The problem:
The records should be repeated word for word, pictures excluded.

* * *

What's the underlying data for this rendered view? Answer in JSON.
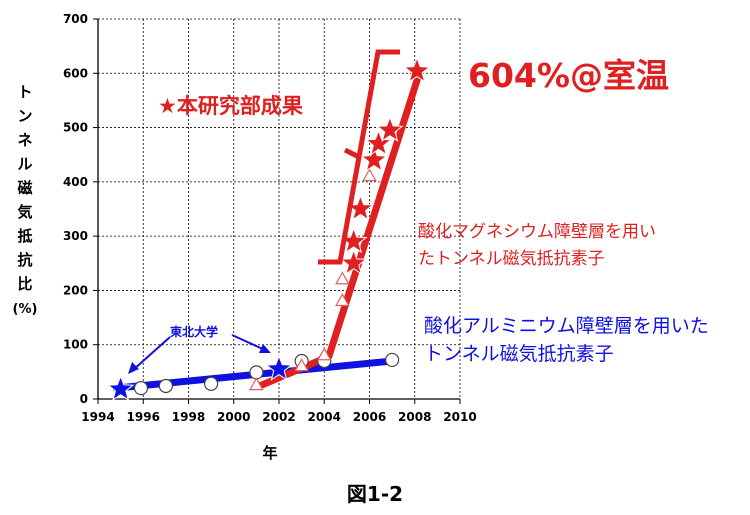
{
  "chart_data": {
    "type": "scatter",
    "xlabel": "年",
    "ylabel": "トンネル磁気抵抗比 (%)",
    "ylabel_lines": [
      "ト",
      "ン",
      "ネ",
      "ル",
      "磁",
      "気",
      "抵",
      "抗",
      "比",
      "(%)"
    ],
    "xlim": [
      1994,
      2010
    ],
    "ylim": [
      0,
      700
    ],
    "x_ticks": [
      1994,
      1996,
      1998,
      2000,
      2002,
      2004,
      2006,
      2008,
      2010
    ],
    "y_ticks": [
      0,
      100,
      200,
      300,
      400,
      500,
      600,
      700
    ],
    "grid": true,
    "series": [
      {
        "name": "酸化アルミニウム障壁層を用いたトンネル磁気抵抗素子",
        "color": "#1010e0",
        "trend": [
          [
            1994.8,
            20
          ],
          [
            2007,
            70
          ]
        ],
        "points": [
          {
            "x": 1995.0,
            "y": 18,
            "marker": "star"
          },
          {
            "x": 1995.9,
            "y": 20,
            "marker": "circle"
          },
          {
            "x": 1997.0,
            "y": 24,
            "marker": "circle"
          },
          {
            "x": 1999.0,
            "y": 28,
            "marker": "circle"
          },
          {
            "x": 2001.0,
            "y": 49,
            "marker": "circle"
          },
          {
            "x": 2002.0,
            "y": 55,
            "marker": "star"
          },
          {
            "x": 2003.0,
            "y": 70,
            "marker": "circle"
          },
          {
            "x": 2004.0,
            "y": 70,
            "marker": "circle"
          },
          {
            "x": 2007.0,
            "y": 72,
            "marker": "circle"
          }
        ]
      },
      {
        "name": "酸化マグネシウム障壁層を用いたトンネル磁気抵抗素子",
        "color": "#e02020",
        "trend": [
          [
            2001.2,
            25
          ],
          [
            2004.2,
            78
          ],
          [
            2008.2,
            600
          ]
        ],
        "points": [
          {
            "x": 2001.0,
            "y": 25,
            "marker": "triangle"
          },
          {
            "x": 2003.0,
            "y": 60,
            "marker": "triangle"
          },
          {
            "x": 2004.0,
            "y": 80,
            "marker": "triangle"
          },
          {
            "x": 2004.8,
            "y": 180,
            "marker": "triangle"
          },
          {
            "x": 2004.8,
            "y": 220,
            "marker": "triangle"
          },
          {
            "x": 2005.3,
            "y": 250,
            "marker": "star"
          },
          {
            "x": 2005.3,
            "y": 290,
            "marker": "star"
          },
          {
            "x": 2005.6,
            "y": 350,
            "marker": "star"
          },
          {
            "x": 2006.0,
            "y": 410,
            "marker": "triangle"
          },
          {
            "x": 2006.2,
            "y": 440,
            "marker": "star"
          },
          {
            "x": 2006.4,
            "y": 470,
            "marker": "star"
          },
          {
            "x": 2006.9,
            "y": 495,
            "marker": "star"
          },
          {
            "x": 2008.1,
            "y": 604,
            "marker": "star"
          }
        ]
      }
    ],
    "annotations": {
      "result_legend": "★本研究部成果",
      "room_temp_value": "604%@室温",
      "mgo_label_line1": "酸化マグネシウム障壁層を用い",
      "mgo_label_line2": "たトンネル磁気抵抗素子",
      "alo_label_line1": "酸化アルミニウム障壁層を用いた",
      "alo_label_line2": "トンネル磁気抵抗素子",
      "tohoku": "東北大学"
    },
    "colors": {
      "red": "#e02020",
      "blue": "#1010e0",
      "mgo_text": "#e02020",
      "alo_text": "#1010e0"
    }
  },
  "caption": "図1-2"
}
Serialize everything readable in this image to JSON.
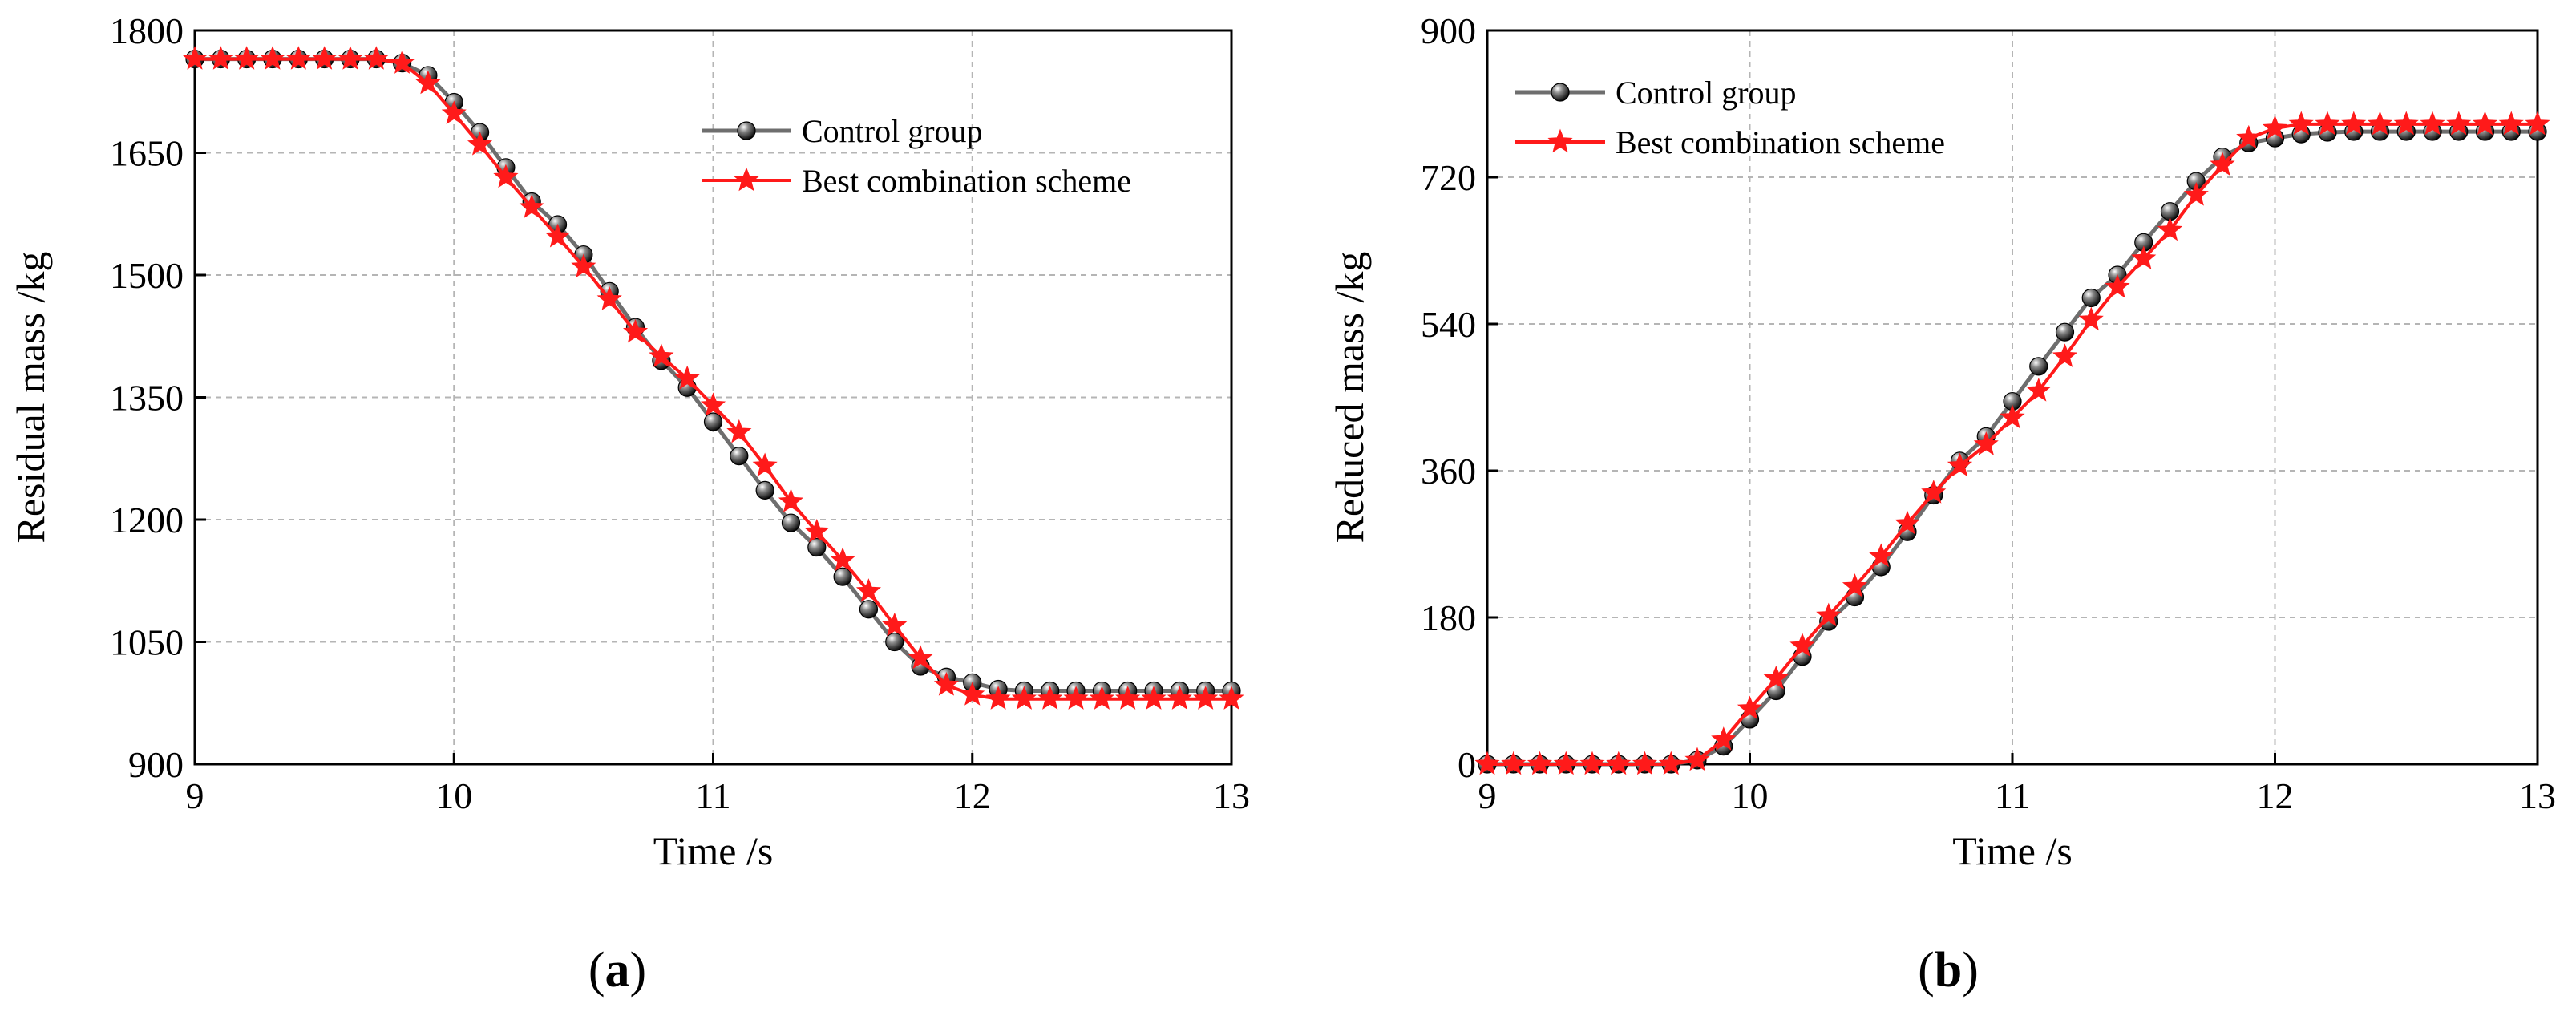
{
  "chart_data": [
    {
      "type": "line",
      "panel_label": "(a)",
      "panel_letter": "a",
      "title": "",
      "xlabel": "Time /s",
      "ylabel": "Residual mass /kg",
      "xlim": [
        9,
        13
      ],
      "ylim": [
        900,
        1800
      ],
      "xticks": [
        9,
        10,
        11,
        12,
        13
      ],
      "yticks": [
        900,
        1050,
        1200,
        1350,
        1500,
        1650,
        1800
      ],
      "grid": true,
      "legend_position": "top-right",
      "x": [
        9.0,
        9.1,
        9.2,
        9.3,
        9.4,
        9.5,
        9.6,
        9.7,
        9.8,
        9.9,
        10.0,
        10.1,
        10.2,
        10.3,
        10.4,
        10.5,
        10.6,
        10.7,
        10.8,
        10.9,
        11.0,
        11.1,
        11.2,
        11.3,
        11.4,
        11.5,
        11.6,
        11.7,
        11.8,
        11.9,
        12.0,
        12.1,
        12.2,
        12.3,
        12.4,
        12.5,
        12.6,
        12.7,
        12.8,
        12.9,
        13.0
      ],
      "series": [
        {
          "name": "Control group",
          "color": "#6e6e6e",
          "marker": "sphere",
          "values": [
            1765,
            1765,
            1765,
            1765,
            1765,
            1765,
            1765,
            1765,
            1760,
            1745,
            1712,
            1675,
            1632,
            1590,
            1562,
            1525,
            1480,
            1436,
            1395,
            1362,
            1320,
            1278,
            1236,
            1196,
            1166,
            1130,
            1090,
            1050,
            1020,
            1007,
            1000,
            992,
            990,
            990,
            990,
            990,
            990,
            990,
            990,
            990,
            990
          ]
        },
        {
          "name": "Best combination scheme",
          "color": "#ff1a1a",
          "marker": "star",
          "values": [
            1765,
            1765,
            1765,
            1765,
            1765,
            1765,
            1765,
            1765,
            1760,
            1735,
            1698,
            1660,
            1620,
            1583,
            1547,
            1510,
            1470,
            1430,
            1400,
            1373,
            1340,
            1307,
            1266,
            1222,
            1185,
            1150,
            1112,
            1070,
            1030,
            997,
            985,
            980,
            980,
            980,
            980,
            980,
            980,
            980,
            980,
            980,
            980
          ]
        }
      ]
    },
    {
      "type": "line",
      "panel_label": "(b)",
      "panel_letter": "b",
      "title": "",
      "xlabel": "Time /s",
      "ylabel": "Reduced mass /kg",
      "xlim": [
        9,
        13
      ],
      "ylim": [
        0,
        900
      ],
      "xticks": [
        9,
        10,
        11,
        12,
        13
      ],
      "yticks": [
        0,
        180,
        360,
        540,
        720,
        900
      ],
      "grid": true,
      "legend_position": "top-left",
      "x": [
        9.0,
        9.1,
        9.2,
        9.3,
        9.4,
        9.5,
        9.6,
        9.7,
        9.8,
        9.9,
        10.0,
        10.1,
        10.2,
        10.3,
        10.4,
        10.5,
        10.6,
        10.7,
        10.8,
        10.9,
        11.0,
        11.1,
        11.2,
        11.3,
        11.4,
        11.5,
        11.6,
        11.7,
        11.8,
        11.9,
        12.0,
        12.1,
        12.2,
        12.3,
        12.4,
        12.5,
        12.6,
        12.7,
        12.8,
        12.9,
        13.0
      ],
      "series": [
        {
          "name": "Control group",
          "color": "#6e6e6e",
          "marker": "sphere",
          "values": [
            0,
            0,
            0,
            0,
            0,
            0,
            0,
            0,
            5,
            22,
            55,
            90,
            132,
            175,
            205,
            242,
            285,
            330,
            372,
            402,
            445,
            488,
            530,
            572,
            600,
            640,
            678,
            715,
            745,
            762,
            768,
            773,
            775,
            776,
            776,
            776,
            776,
            776,
            776,
            776,
            776
          ]
        },
        {
          "name": "Best combination scheme",
          "color": "#ff1a1a",
          "marker": "star",
          "values": [
            0,
            0,
            0,
            0,
            0,
            0,
            0,
            0,
            5,
            30,
            68,
            105,
            145,
            182,
            218,
            255,
            295,
            333,
            366,
            392,
            425,
            458,
            500,
            545,
            585,
            620,
            655,
            698,
            735,
            768,
            780,
            785,
            785,
            785,
            785,
            785,
            785,
            785,
            785,
            785,
            785
          ]
        }
      ]
    }
  ]
}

* * *

Correct answer:
What's the underlying data for this rendered view? Answer in JSON.
{
  "chart_data": {
    "type": "scatter",
    "xlabel": "年",
    "ylabel": "トンネル磁気抵抗比 (%)",
    "ylabel_lines": [
      "ト",
      "ン",
      "ネ",
      "ル",
      "磁",
      "気",
      "抵",
      "抗",
      "比",
      "(%)"
    ],
    "xlim": [
      1994,
      2010
    ],
    "ylim": [
      0,
      700
    ],
    "x_ticks": [
      1994,
      1996,
      1998,
      2000,
      2002,
      2004,
      2006,
      2008,
      2010
    ],
    "y_ticks": [
      0,
      100,
      200,
      300,
      400,
      500,
      600,
      700
    ],
    "grid": true,
    "series": [
      {
        "name": "酸化アルミニウム障壁層を用いたトンネル磁気抵抗素子",
        "color": "#1010e0",
        "trend": [
          [
            1994.8,
            20
          ],
          [
            2007,
            70
          ]
        ],
        "points": [
          {
            "x": 1995.0,
            "y": 18,
            "marker": "star"
          },
          {
            "x": 1995.9,
            "y": 20,
            "marker": "circle"
          },
          {
            "x": 1997.0,
            "y": 24,
            "marker": "circle"
          },
          {
            "x": 1999.0,
            "y": 28,
            "marker": "circle"
          },
          {
            "x": 2001.0,
            "y": 49,
            "marker": "circle"
          },
          {
            "x": 2002.0,
            "y": 55,
            "marker": "star"
          },
          {
            "x": 2003.0,
            "y": 70,
            "marker": "circle"
          },
          {
            "x": 2004.0,
            "y": 70,
            "marker": "circle"
          },
          {
            "x": 2007.0,
            "y": 72,
            "marker": "circle"
          }
        ]
      },
      {
        "name": "酸化マグネシウム障壁層を用いたトンネル磁気抵抗素子",
        "color": "#e02020",
        "trend": [
          [
            2001.2,
            25
          ],
          [
            2004.2,
            78
          ],
          [
            2008.2,
            600
          ]
        ],
        "points": [
          {
            "x": 2001.0,
            "y": 25,
            "marker": "triangle"
          },
          {
            "x": 2003.0,
            "y": 60,
            "marker": "triangle"
          },
          {
            "x": 2004.0,
            "y": 80,
            "marker": "triangle"
          },
          {
            "x": 2004.8,
            "y": 180,
            "marker": "triangle"
          },
          {
            "x": 2004.8,
            "y": 220,
            "marker": "triangle"
          },
          {
            "x": 2005.3,
            "y": 250,
            "marker": "star"
          },
          {
            "x": 2005.3,
            "y": 290,
            "marker": "star"
          },
          {
            "x": 2005.6,
            "y": 350,
            "marker": "star"
          },
          {
            "x": 2006.0,
            "y": 410,
            "marker": "triangle"
          },
          {
            "x": 2006.2,
            "y": 440,
            "marker": "star"
          },
          {
            "x": 2006.4,
            "y": 470,
            "marker": "star"
          },
          {
            "x": 2006.9,
            "y": 495,
            "marker": "star"
          },
          {
            "x": 2008.1,
            "y": 604,
            "marker": "star"
          }
        ]
      }
    ],
    "annotations": {
      "result_legend": "★本研究部成果",
      "room_temp_value": "604%@室温",
      "mgo_label_line1": "酸化マグネシウム障壁層を用い",
      "mgo_label_line2": "たトンネル磁気抵抗素子",
      "alo_label_line1": "酸化アルミニウム障壁層を用いた",
      "alo_label_line2": "トンネル磁気抵抗素子",
      "tohoku": "東北大学"
    },
    "colors": {
      "red": "#e02020",
      "blue": "#1010e0",
      "mgo_text": "#e02020",
      "alo_text": "#1010e0"
    }
  },
  "caption": "図1-2"
}
Serialize everything readable in this image to JSON.
{
  "chart_data": [
    {
      "type": "line",
      "panel_label": "(a)",
      "panel_letter": "a",
      "title": "",
      "xlabel": "Time /s",
      "ylabel": "Residual mass /kg",
      "xlim": [
        9,
        13
      ],
      "ylim": [
        900,
        1800
      ],
      "xticks": [
        9,
        10,
        11,
        12,
        13
      ],
      "yticks": [
        900,
        1050,
        1200,
        1350,
        1500,
        1650,
        1800
      ],
      "grid": true,
      "legend_position": "top-right",
      "x": [
        9.0,
        9.1,
        9.2,
        9.3,
        9.4,
        9.5,
        9.6,
        9.7,
        9.8,
        9.9,
        10.0,
        10.1,
        10.2,
        10.3,
        10.4,
        10.5,
        10.6,
        10.7,
        10.8,
        10.9,
        11.0,
        11.1,
        11.2,
        11.3,
        11.4,
        11.5,
        11.6,
        11.7,
        11.8,
        11.9,
        12.0,
        12.1,
        12.2,
        12.3,
        12.4,
        12.5,
        12.6,
        12.7,
        12.8,
        12.9,
        13.0
      ],
      "series": [
        {
          "name": "Control group",
          "color": "#6e6e6e",
          "marker": "sphere",
          "values": [
            1765,
            1765,
            1765,
            1765,
            1765,
            1765,
            1765,
            1765,
            1760,
            1745,
            1712,
            1675,
            1632,
            1590,
            1562,
            1525,
            1480,
            1436,
            1395,
            1362,
            1320,
            1278,
            1236,
            1196,
            1166,
            1130,
            1090,
            1050,
            1020,
            1007,
            1000,
            992,
            990,
            990,
            990,
            990,
            990,
            990,
            990,
            990,
            990
          ]
        },
        {
          "name": "Best combination scheme",
          "color": "#ff1a1a",
          "marker": "star",
          "values": [
            1765,
            1765,
            1765,
            1765,
            1765,
            1765,
            1765,
            1765,
            1760,
            1735,
            1698,
            1660,
            1620,
            1583,
            1547,
            1510,
            1470,
            1430,
            1400,
            1373,
            1340,
            1307,
            1266,
            1222,
            1185,
            1150,
            1112,
            1070,
            1030,
            997,
            985,
            980,
            980,
            980,
            980,
            980,
            980,
            980,
            980,
            980,
            980
          ]
        }
      ]
    },
    {
      "type": "line",
      "panel_label": "(b)",
      "panel_letter": "b",
      "title": "",
      "xlabel": "Time /s",
      "ylabel": "Reduced mass /kg",
      "xlim": [
        9,
        13
      ],
      "ylim": [
        0,
        900
      ],
      "xticks": [
        9,
        10,
        11,
        12,
        13
      ],
      "yticks": [
        0,
        180,
        360,
        540,
        720,
        900
      ],
      "grid": true,
      "legend_position": "top-left",
      "x": [
        9.0,
        9.1,
        9.2,
        9.3,
        9.4,
        9.5,
        9.6,
        9.7,
        9.8,
        9.9,
        10.0,
        10.1,
        10.2,
        10.3,
        10.4,
        10.5,
        10.6,
        10.7,
        10.8,
        10.9,
        11.0,
        11.1,
        11.2,
        11.3,
        11.4,
        11.5,
        11.6,
        11.7,
        11.8,
        11.9,
        12.0,
        12.1,
        12.2,
        12.3,
        12.4,
        12.5,
        12.6,
        12.7,
        12.8,
        12.9,
        13.0
      ],
      "series": [
        {
          "name": "Control group",
          "color": "#6e6e6e",
          "marker": "sphere",
          "values": [
            0,
            0,
            0,
            0,
            0,
            0,
            0,
            0,
            5,
            22,
            55,
            90,
            132,
            175,
            205,
            242,
            285,
            330,
            372,
            402,
            445,
            488,
            530,
            572,
            600,
            640,
            678,
            715,
            745,
            762,
            768,
            773,
            775,
            776,
            776,
            776,
            776,
            776,
            776,
            776,
            776
          ]
        },
        {
          "name": "Best combination scheme",
          "color": "#ff1a1a",
          "marker": "star",
          "values": [
            0,
            0,
            0,
            0,
            0,
            0,
            0,
            0,
            5,
            30,
            68,
            105,
            145,
            182,
            218,
            255,
            295,
            333,
            366,
            392,
            425,
            458,
            500,
            545,
            585,
            620,
            655,
            698,
            735,
            768,
            780,
            785,
            785,
            785,
            785,
            785,
            785,
            785,
            785,
            785,
            785
          ]
        }
      ]
    }
  ]
}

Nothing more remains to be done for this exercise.